(Figure record listings)
++++
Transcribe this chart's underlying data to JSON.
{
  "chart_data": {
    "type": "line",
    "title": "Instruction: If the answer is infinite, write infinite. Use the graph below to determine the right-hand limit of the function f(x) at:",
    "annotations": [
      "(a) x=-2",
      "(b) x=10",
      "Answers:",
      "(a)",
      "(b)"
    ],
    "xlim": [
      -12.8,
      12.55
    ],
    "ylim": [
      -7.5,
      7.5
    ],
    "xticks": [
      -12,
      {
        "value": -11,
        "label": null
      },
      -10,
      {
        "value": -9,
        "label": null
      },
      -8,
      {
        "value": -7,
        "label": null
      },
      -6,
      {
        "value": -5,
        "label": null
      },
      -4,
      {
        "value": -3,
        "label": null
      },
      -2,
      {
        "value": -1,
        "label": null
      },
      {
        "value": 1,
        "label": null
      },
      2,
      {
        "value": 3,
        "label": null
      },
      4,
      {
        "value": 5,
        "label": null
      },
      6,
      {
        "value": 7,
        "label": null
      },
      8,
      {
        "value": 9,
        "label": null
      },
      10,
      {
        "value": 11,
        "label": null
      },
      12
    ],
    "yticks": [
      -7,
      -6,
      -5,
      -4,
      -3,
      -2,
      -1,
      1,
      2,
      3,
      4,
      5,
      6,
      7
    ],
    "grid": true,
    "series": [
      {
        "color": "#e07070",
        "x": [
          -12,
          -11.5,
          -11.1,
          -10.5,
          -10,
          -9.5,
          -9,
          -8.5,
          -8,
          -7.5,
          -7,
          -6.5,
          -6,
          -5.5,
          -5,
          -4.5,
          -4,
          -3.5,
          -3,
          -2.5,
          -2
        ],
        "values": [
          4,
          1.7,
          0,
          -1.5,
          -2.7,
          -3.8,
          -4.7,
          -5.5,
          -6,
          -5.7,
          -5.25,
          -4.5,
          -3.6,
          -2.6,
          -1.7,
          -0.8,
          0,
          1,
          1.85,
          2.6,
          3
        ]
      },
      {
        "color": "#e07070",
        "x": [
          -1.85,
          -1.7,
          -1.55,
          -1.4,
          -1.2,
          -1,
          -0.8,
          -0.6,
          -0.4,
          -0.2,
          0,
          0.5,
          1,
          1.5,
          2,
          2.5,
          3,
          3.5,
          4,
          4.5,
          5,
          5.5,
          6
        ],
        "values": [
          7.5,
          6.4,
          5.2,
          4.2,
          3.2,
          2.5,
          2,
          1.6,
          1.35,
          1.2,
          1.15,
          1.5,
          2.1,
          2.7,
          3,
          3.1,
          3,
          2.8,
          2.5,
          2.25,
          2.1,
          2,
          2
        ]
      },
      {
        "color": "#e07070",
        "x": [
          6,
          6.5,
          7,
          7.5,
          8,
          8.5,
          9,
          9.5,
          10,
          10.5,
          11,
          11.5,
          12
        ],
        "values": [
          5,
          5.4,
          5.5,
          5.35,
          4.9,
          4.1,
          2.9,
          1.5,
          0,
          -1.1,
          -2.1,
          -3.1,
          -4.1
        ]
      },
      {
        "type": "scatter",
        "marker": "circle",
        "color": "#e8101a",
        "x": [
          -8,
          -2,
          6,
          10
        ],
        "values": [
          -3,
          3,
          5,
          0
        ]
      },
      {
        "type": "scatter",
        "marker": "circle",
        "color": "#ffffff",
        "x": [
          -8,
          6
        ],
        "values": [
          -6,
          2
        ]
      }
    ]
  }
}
++++
§ Task to complete
Please reproduce each line exactly as written.

§ Solved exercise
Transcribe this chart's underlying data to JSON.
{
  "chart_data": {
    "type": "line",
    "title": "Instruction: If the answer is infinite, write infinite. Use the graph below to determine the right-hand limit of the function f(x) at:",
    "annotations": [
      "(a) x=-2",
      "(b) x=10",
      "Answers:",
      "(a)",
      "(b)"
    ],
    "xlim": [
      -12.8,
      12.55
    ],
    "ylim": [
      -7.5,
      7.5
    ],
    "xticks": [
      -12,
      {
        "value": -11,
        "label": null
      },
      -10,
      {
        "value": -9,
        "label": null
      },
      -8,
      {
        "value": -7,
        "label": null
      },
      -6,
      {
        "value": -5,
        "label": null
      },
      -4,
      {
        "value": -3,
        "label": null
      },
      -2,
      {
        "value": -1,
        "label": null
      },
      {
        "value": 1,
        "label": null
      },
      2,
      {
        "value": 3,
        "label": null
      },
      4,
      {
        "value": 5,
        "label": null
      },
      6,
      {
        "value": 7,
        "label": null
      },
      8,
      {
        "value": 9,
        "label": null
      },
      10,
      {
        "value": 11,
        "label": null
      },
      12
    ],
    "yticks": [
      -7,
      -6,
      -5,
      -4,
      -3,
      -2,
      -1,
      1,
      2,
      3,
      4,
      5,
      6,
      7
    ],
    "grid": true,
    "series": [
      {
        "color": "#e07070",
        "x": [
          -12,
          -11.5,
          -11.1,
          -10.5,
          -10,
          -9.5,
          -9,
          -8.5,
          -8,
          -7.5,
          -7,
          -6.5,
          -6,
          -5.5,
          -5,
          -4.5,
          -4,
          -3.5,
          -3,
          -2.5,
          -2
        ],
        "values": [
          4,
          1.7,
          0,
          -1.5,
          -2.7,
          -3.8,
          -4.7,
          -5.5,
          -6,
          -5.7,
          -5.25,
          -4.5,
          -3.6,
          -2.6,
          -1.7,
          -0.8,
          0,
          1,
          1.85,
          2.6,
          3
        ]
      },
      {
        "color": "#e07070",
        "x": [
          -1.85,
          -1.7,
          -1.55,
          -1.4,
          -1.2,
          -1,
          -0.8,
          -0.6,
          -0.4,
          -0.2,
          0,
          0.5,
          1,
          1.5,
          2,
          2.5,
          3,
          3.5,
          4,
          4.5,
          5,
          5.5,
          6
        ],
        "values": [
          7.5,
          6.4,
          5.2,
          4.2,
          3.2,
          2.5,
          2,
          1.6,
          1.35,
          1.2,
          1.15,
          1.5,
          2.1,
          2.7,
          3,
          3.1,
          3,
          2.8,
          2.5,
          2.25,
          2.1,
          2,
          2
        ]
      },
      {
        "color": "#e07070",
        "x": [
          6,
          6.5,
          7,
          7.5,
          8,
          8.5,
          9,
          9.5,
          10,
          10.5,
          11,
          11.5,
          12
        ],
        "values": [
          5,
          5.4,
          5.5,
          5.35,
          4.9,
          4.1,
          2.9,
          1.5,
          0,
          -1.1,
          -2.1,
          -3.1,
          -4.1
        ]
      },
      {
        "type": "scatter",
        "marker": "circle",
        "color": "#e8101a",
        "x": [
          -8,
          -2,
          6,
          10
        ],
        "values": [
          -3,
          3,
          5,
          0
        ]
      },
      {
        "type": "scatter",
        "marker": "circle",
        "color": "#ffffff",
        "x": [
          -8,
          6
        ],
        "values": [
          -6,
          2
        ]
      }
    ]
  }
}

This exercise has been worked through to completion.